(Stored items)
☆ ☆ ☆

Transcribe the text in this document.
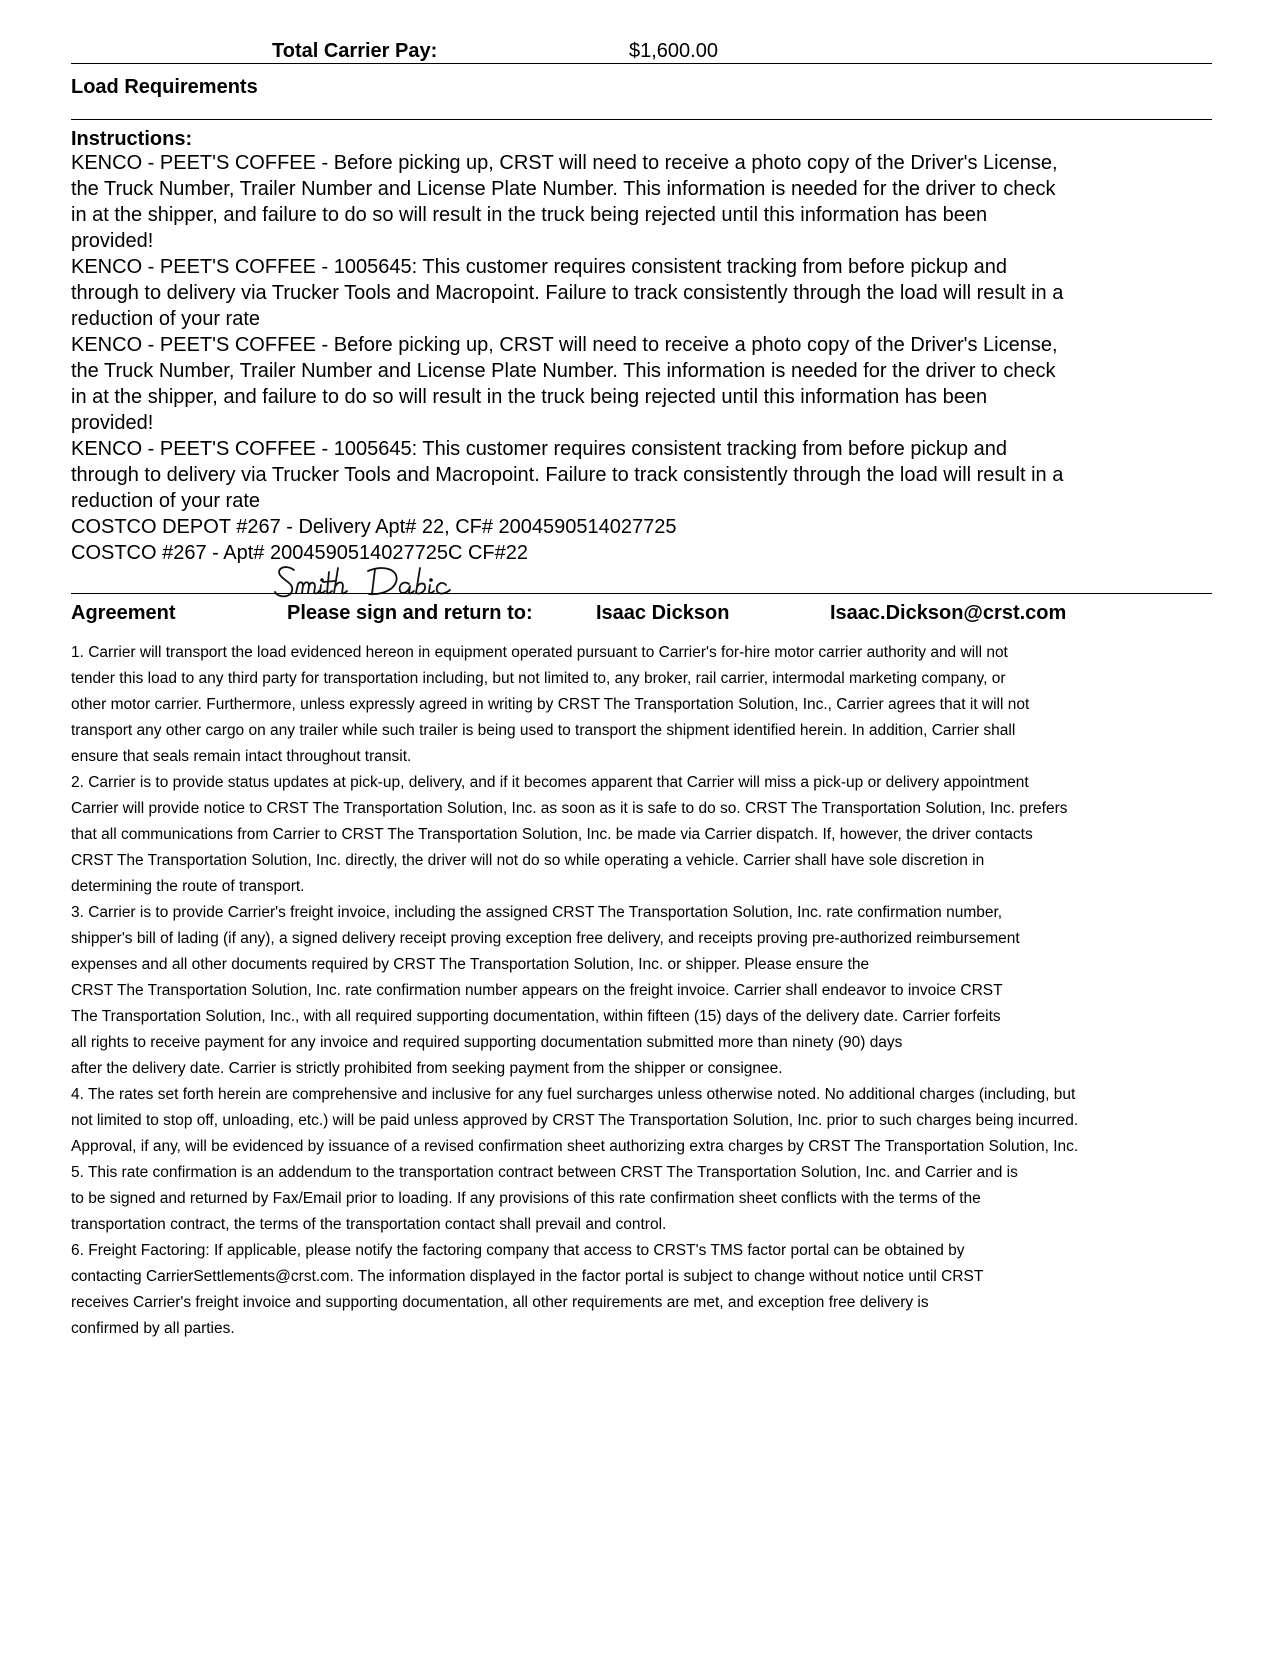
Total Carrier Pay:	$1,600.00
Load Requirements
Instructions:
KENCO - PEET'S COFFEE - Before picking up, CRST will need to receive a photo copy of the Driver's License,
the Truck Number, Trailer Number and License Plate Number. This information is needed for the driver to check
in at the shipper, and failure to do so will result in the truck being rejected until this information has been
provided!
KENCO - PEET'S COFFEE - 1005645: This customer requires consistent tracking from before pickup and
through to delivery via Trucker Tools and Macropoint. Failure to track consistently through the load will result in a
reduction of your rate
KENCO - PEET'S COFFEE - Before picking up, CRST will need to receive a photo copy of the Driver's License,
the Truck Number, Trailer Number and License Plate Number. This information is needed for the driver to check
in at the shipper, and failure to do so will result in the truck being rejected until this information has been
provided!
KENCO - PEET'S COFFEE - 1005645: This customer requires consistent tracking from before pickup and
through to delivery via Trucker Tools and Macropoint. Failure to track consistently through the load will result in a
reduction of your rate
COSTCO DEPOT #267 - Delivery Apt# 22, CF# 2004590514027725
COSTCO #267 - Apt# 2004590514027725C CF#22
Agreement	Please sign and return to:	Isaac Dickson	Isaac.Dickson@crst.com
1. Carrier will transport the load evidenced hereon in equipment operated pursuant to Carrier's for-hire motor carrier authority and will not
tender this load to any third party for transportation including, but not limited to, any broker, rail carrier, intermodal marketing company, or
other motor carrier. Furthermore, unless expressly agreed in writing by CRST The Transportation Solution, Inc., Carrier agrees that it will not
transport any other cargo on any trailer while such trailer is being used to transport the shipment identified herein. In addition, Carrier shall
ensure that seals remain intact throughout transit.
2. Carrier is to provide status updates at pick-up, delivery, and if it becomes apparent that Carrier will miss a pick-up or delivery appointment
Carrier will provide notice to CRST The Transportation Solution, Inc. as soon as it is safe to do so. CRST The Transportation Solution, Inc. prefers
that all communications from Carrier to CRST The Transportation Solution, Inc. be made via Carrier dispatch. If, however, the driver contacts
CRST The Transportation Solution, Inc. directly, the driver will not do so while operating a vehicle. Carrier shall have sole discretion in
determining the route of transport.
3. Carrier is to provide Carrier's freight invoice, including the assigned CRST The Transportation Solution, Inc. rate confirmation number,
shipper's bill of lading (if any), a signed delivery receipt proving exception free delivery, and receipts proving pre-authorized reimbursement
expenses and all other documents required by CRST The Transportation Solution, Inc. or shipper. Please ensure the
CRST The Transportation Solution, Inc. rate confirmation number appears on the freight invoice. Carrier shall endeavor to invoice CRST
The Transportation Solution, Inc., with all required supporting documentation, within fifteen (15) days of the delivery date. Carrier forfeits
all rights to receive payment for any invoice and required supporting documentation submitted more than ninety (90) days
after the delivery date. Carrier is strictly prohibited from seeking payment from the shipper or consignee.
4. The rates set forth herein are comprehensive and inclusive for any fuel surcharges unless otherwise noted. No additional charges (including, but
not limited to stop off, unloading, etc.) will be paid unless approved by CRST The Transportation Solution, Inc. prior to such charges being incurred.
Approval, if any, will be evidenced by issuance of a revised confirmation sheet authorizing extra charges by CRST The Transportation Solution, Inc.
5. This rate confirmation is an addendum to the transportation contract between CRST The Transportation Solution, Inc. and Carrier and is
to be signed and returned by Fax/Email prior to loading. If any provisions of this rate confirmation sheet conflicts with the terms of the
transportation contract, the terms of the transportation contact shall prevail and control.
6. Freight Factoring: If applicable, please notify the factoring company that access to CRST's TMS factor portal can be obtained by
contacting CarrierSettlements@crst.com. The information displayed in the factor portal is subject to change without notice until CRST
receives Carrier's freight invoice and supporting documentation, all other requirements are met, and exception free delivery is
confirmed by all parties.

☆ ☆ ☆

> **WHAT YOU NEED TO DO**: From the listing above, report the number of lines containing the string "motor", without any accompanying remarks.

> **COMPLETE OUTPUT**: 2